#### WRITTEN INSTRUCTION:
From the entries below, gather every line containing the string "data".

#### SUPPLIED RECORDS:
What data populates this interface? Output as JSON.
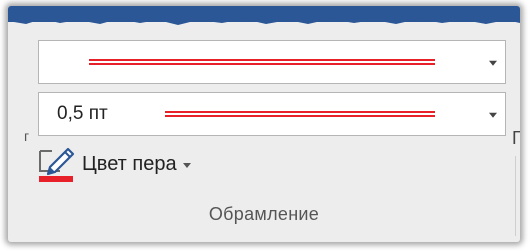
{
  "line_style_dropdown": {
    "value": "",
    "line_color": "#e8202a"
  },
  "line_weight_dropdown": {
    "value": "0,5 пт",
    "line_color": "#e8202a"
  },
  "pen_color": {
    "label": "Цвет пера",
    "swatch_color": "#e8202a",
    "icon": "pen-icon"
  },
  "group": {
    "label": "Обрамление"
  },
  "edge_glyphs": {
    "left": "г",
    "right": "Г"
  },
  "colors": {
    "accent_red": "#e8202a",
    "ribbon_bg": "#ededed",
    "title_band": "#2b5797"
  }
}
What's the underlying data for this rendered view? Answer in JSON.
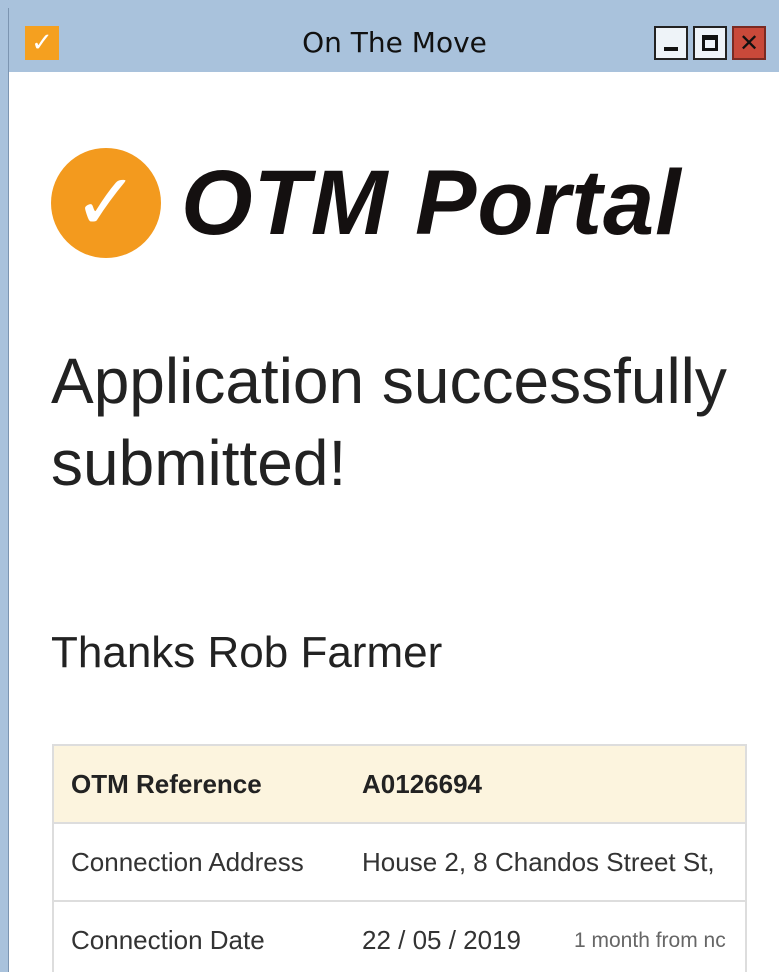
{
  "window": {
    "title": "On The Move",
    "icon": "orange-check-icon",
    "controls": {
      "minimize": "minimize-icon",
      "maximize": "maximize-icon",
      "close_glyph": "✕"
    }
  },
  "logo": {
    "check_glyph": "✓",
    "text": "OTM Portal",
    "colors": {
      "circle": "#f39a1e",
      "text": "#141010"
    }
  },
  "main": {
    "headline": "Application successfully submitted!",
    "thanks": "Thanks Rob Farmer"
  },
  "details": {
    "rows": [
      {
        "label": "OTM Reference",
        "value": "A0126694"
      },
      {
        "label": "Connection Address",
        "value": "House 2, 8 Chandos Street St,"
      },
      {
        "label": "Connection Date",
        "value": "22 / 05 / 2019",
        "hint": "1 month from nc"
      }
    ]
  },
  "colors": {
    "titlebar": "#a9c2dc",
    "header_row": "#fcf4de",
    "close_button": "#c9493a"
  }
}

#### EXERCISE SOLUTION:
What data populates this interface? Output as JSON.
What's the underlying data for this rendered view? Answer in JSON.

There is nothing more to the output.